# Task brief:
In the listing below, locate the line containing "Give me the" and copy it and every line after it through the end, exactly as written, leaving out any pictures.

:: Data for the task ::

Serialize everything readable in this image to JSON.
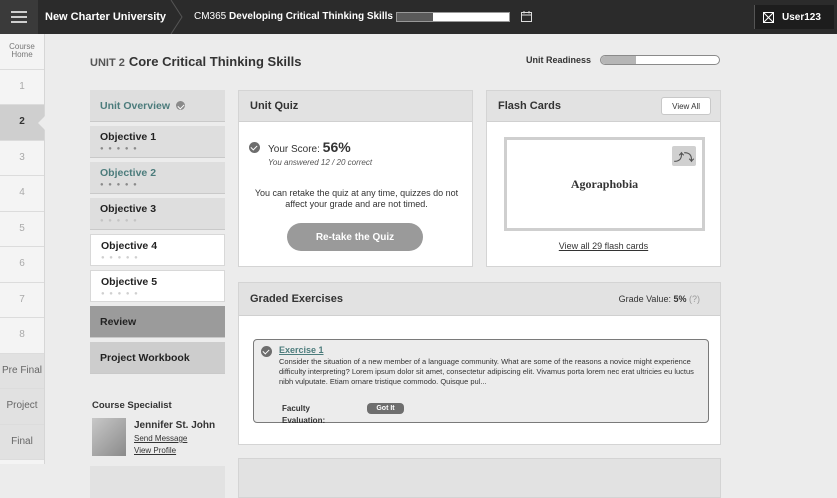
{
  "topbar": {
    "university": "New Charter University",
    "course_code": "CM365",
    "course_name": "Developing Critical Thinking Skills",
    "course_progress": 0.32,
    "user": "User123"
  },
  "leftnav": {
    "items": [
      "Course Home",
      "1",
      "2",
      "3",
      "4",
      "5",
      "6",
      "7",
      "8",
      "Pre Final",
      "Project",
      "Final"
    ],
    "active": "2"
  },
  "unit": {
    "label": "UNIT 2",
    "title": "Core Critical Thinking Skills",
    "readiness_label": "Unit Readiness",
    "readiness_value": 0.3
  },
  "objectives": {
    "overview": "Unit Overview",
    "items": [
      {
        "label": "Objective 1",
        "dots": "● ● ● ● ●"
      },
      {
        "label": "Objective 2",
        "dots": "● ● ● ● ●"
      },
      {
        "label": "Objective 3",
        "dots": "● ● ● ● ●"
      },
      {
        "label": "Objective 4",
        "dots": "● ● ● ● ●"
      },
      {
        "label": "Objective 5",
        "dots": "● ● ● ● ●"
      }
    ],
    "review": "Review",
    "workbook": "Project Workbook"
  },
  "specialist": {
    "title": "Course Specialist",
    "name": "Jennifer St. John",
    "send_message": "Send Message",
    "view_profile": "View Profile"
  },
  "quiz": {
    "title": "Unit Quiz",
    "score_label": "Your Score:",
    "score_value": "56%",
    "answered": "You answered 12 / 20 correct",
    "retake_note": "You can retake the quiz at any time, quizzes do not affect your grade and are not timed.",
    "retake_button": "Re-take the Quiz"
  },
  "flashcards": {
    "title": "Flash Cards",
    "view_all_button": "View All",
    "card_word": "Agoraphobia",
    "view_all_link": "View all 29 flash cards"
  },
  "graded": {
    "title": "Graded Exercises",
    "grade_value_label": "Grade Value:",
    "grade_value": "5%",
    "help": "(?)",
    "exercise_title": "Exercise 1",
    "exercise_text": "Consider the situation of a new member of a language community. What are some of the reasons a novice might experience difficulty interpreting? Lorem ipsum dolor sit amet, consectetur adipiscing elit. Vivamus porta lorem nec erat ultricies eu luctus nibh vulputate. Etiam ornare tristique commodo. Quisque pul...",
    "faculty_label": "Faculty",
    "evaluation_label": "Evaluation:",
    "got_it": "Got It"
  }
}
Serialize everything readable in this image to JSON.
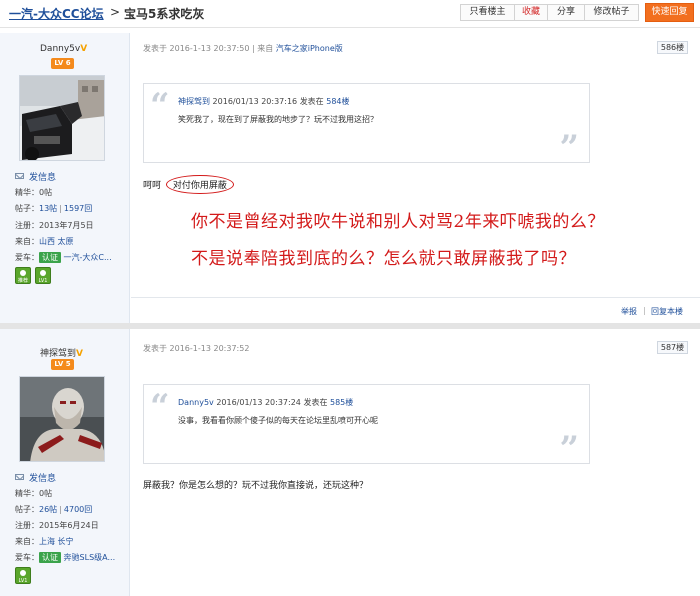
{
  "header": {
    "forum_link": "一汽-大众CC论坛",
    "separator": ">",
    "thread_title": "宝马5系求吃灰",
    "buttons": [
      "只看楼主",
      "收藏",
      "分享",
      "修改帖子"
    ],
    "quick_reply": "快速回复"
  },
  "posts": [
    {
      "user": {
        "name": "Danny5v",
        "verified_mark": "V",
        "level": "LV 6",
        "send_message": "发信息",
        "stats": {
          "essence_label": "精华：",
          "essence_value": "0帖",
          "posts_label": "帖子：",
          "posts_value": "13帖",
          "replies_value": "1597回",
          "reg_label": "注册：",
          "reg_value": "2013年7月5日",
          "from_label": "来自：",
          "from_value": "山西 太原",
          "car_label": "爱车：",
          "cert_label": "认证",
          "car_value": "一汽-大众C..."
        },
        "medals": [
          "推荐",
          "LV1"
        ]
      },
      "meta": {
        "prefix": "发表于 2016-1-13 20:37:50",
        "divider": "|",
        "source_prefix": "来自",
        "source": "汽车之家iPhone版"
      },
      "floor": "586楼",
      "quote": {
        "author": "神探驾到",
        "date": "2016/01/13 20:37:16",
        "posted_in": "发表在",
        "floor": "584楼",
        "text": "笑死我了，现在到了屏蔽我的地步了？玩不过我用这招？"
      },
      "reply_prefix": "呵呵",
      "reply_circled": "对付你用屏蔽",
      "annotation_lines": [
        "你不是曾经对我吹牛说和别人对骂2年来吓唬我的么？",
        "不是说奉陪我到底的么？怎么就只敢屏蔽我了吗？"
      ],
      "footer": {
        "report": "举报",
        "divider": "|",
        "reply": "回复本楼"
      }
    },
    {
      "user": {
        "name": "神探驾到",
        "verified_mark": "V",
        "level": "LV 5",
        "send_message": "发信息",
        "stats": {
          "essence_label": "精华：",
          "essence_value": "0帖",
          "posts_label": "帖子：",
          "posts_value": "26帖",
          "replies_value": "4700回",
          "reg_label": "注册：",
          "reg_value": "2015年6月24日",
          "from_label": "来自：",
          "from_value": "上海 长宁",
          "car_label": "爱车：",
          "cert_label": "认证",
          "car_value": "奔驰SLS级A..."
        },
        "medals": [
          "LV1"
        ]
      },
      "meta": {
        "prefix": "发表于 2016-1-13 20:37:52"
      },
      "floor": "587楼",
      "quote": {
        "author": "Danny5v",
        "date": "2016/01/13 20:37:24",
        "posted_in": "发表在",
        "floor": "585楼",
        "text": "没事，我看看你顾个傻子似的每天在论坛里乱喷可开心呢"
      },
      "reply": "屏蔽我？你是怎么想的？玩不过我你直接说，还玩这种？"
    }
  ]
}
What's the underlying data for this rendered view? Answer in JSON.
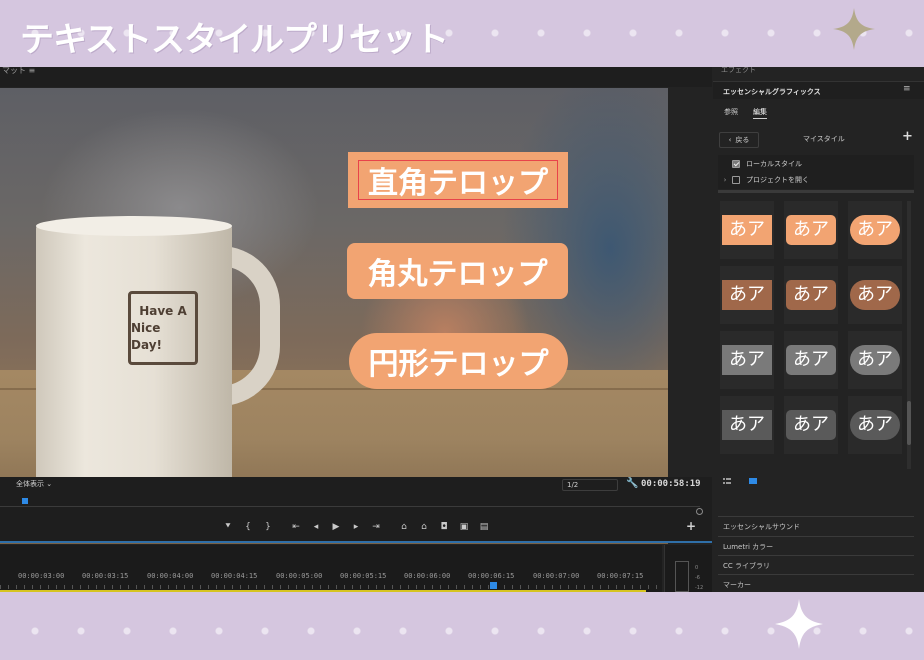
{
  "banner": {
    "title": "テキストスタイルプリセット"
  },
  "monitor": {
    "title": "マット ≡",
    "fit_label": "全体表示",
    "scale_label": "1/2",
    "timecode": "00:00:58:19",
    "mug_text_line1": "Have A",
    "mug_text_line2": "Nice Day!",
    "telops": [
      {
        "label": "直角テロップ"
      },
      {
        "label": "角丸テロップ"
      },
      {
        "label": "円形テロップ"
      }
    ],
    "transport_icons": [
      "marker-icon",
      "mark-in-icon",
      "mark-out-icon",
      "go-to-in-icon",
      "step-back-icon",
      "play-icon",
      "step-forward-icon",
      "go-to-out-icon",
      "lift-icon",
      "extract-icon",
      "export-frame-icon",
      "comparison-icon",
      "button-editor-icon"
    ],
    "add_label": "+"
  },
  "timeline": {
    "ticks": [
      "00:00:03:00",
      "00:00:03:15",
      "00:00:04:00",
      "00:00:04:15",
      "00:00:05:00",
      "00:00:05:15",
      "00:00:06:00",
      "00:00:06:15",
      "00:00:07:00",
      "00:00:07:15"
    ],
    "meter_labels": [
      "0",
      "-6",
      "-12"
    ]
  },
  "panel": {
    "effects_tab": "エフェクト",
    "title": "エッセンシャルグラフィックス",
    "menu": "≡",
    "subtabs": [
      "参照",
      "編集"
    ],
    "active_subtab": "編集",
    "back_label": "戻る",
    "mystyle_label": "マイスタイル",
    "add_label": "+",
    "local_styles": "ローカルスタイル",
    "open_project": "プロジェクトを開く",
    "swatch_text": "あア",
    "swatch_rows": [
      {
        "color": "#f2a472"
      },
      {
        "color": "#a0684a"
      },
      {
        "color": "#7a7a7a"
      },
      {
        "color": "#5a5a5a"
      }
    ],
    "sections": [
      "エッセンシャルサウンド",
      "Lumetri カラー",
      "CC ライブラリ",
      "マーカー"
    ]
  },
  "colors": {
    "telop": "#f2a472",
    "banner_bg": "#d5c6df",
    "accent_blue": "#2e8ae6"
  }
}
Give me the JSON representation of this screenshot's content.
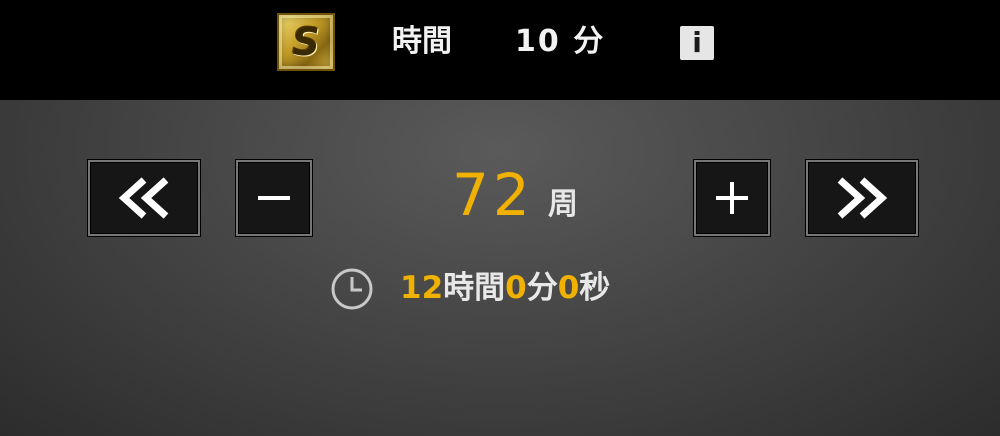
{
  "header": {
    "badge_letter": "S",
    "time_label": "時間",
    "time_value": "10 分",
    "info_label": "i"
  },
  "counter": {
    "value": "72",
    "unit": "周"
  },
  "duration": {
    "hours": "12",
    "hours_unit": "時間",
    "minutes": "0",
    "minutes_unit": "分",
    "seconds": "0",
    "seconds_unit": "秒"
  },
  "icons": {
    "badge": "rank-s-icon",
    "info": "info-icon",
    "fast_decrement": "double-chevron-left-icon",
    "decrement": "minus-icon",
    "increment": "plus-icon",
    "fast_increment": "double-chevron-right-icon",
    "clock": "clock-icon"
  },
  "colors": {
    "accent": "#f0b100",
    "text": "#e8e8e8",
    "header_bg": "#000000",
    "button_bg": "#161616"
  }
}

:::

# Expected answer:
Give me the JSON representation of this screenshot's content.
{
  "header": {
    "badge_letter": "S",
    "time_label": "時間",
    "time_value": "10 分",
    "info_label": "i"
  },
  "counter": {
    "value": "72",
    "unit": "周"
  },
  "duration": {
    "hours": "12",
    "hours_unit": "時間",
    "minutes": "0",
    "minutes_unit": "分",
    "seconds": "0",
    "seconds_unit": "秒"
  },
  "icons": {
    "badge": "rank-s-icon",
    "info": "info-icon",
    "fast_decrement": "double-chevron-left-icon",
    "decrement": "minus-icon",
    "increment": "plus-icon",
    "fast_increment": "double-chevron-right-icon",
    "clock": "clock-icon"
  },
  "colors": {
    "accent": "#f0b100",
    "text": "#e8e8e8",
    "header_bg": "#000000",
    "button_bg": "#161616"
  }
}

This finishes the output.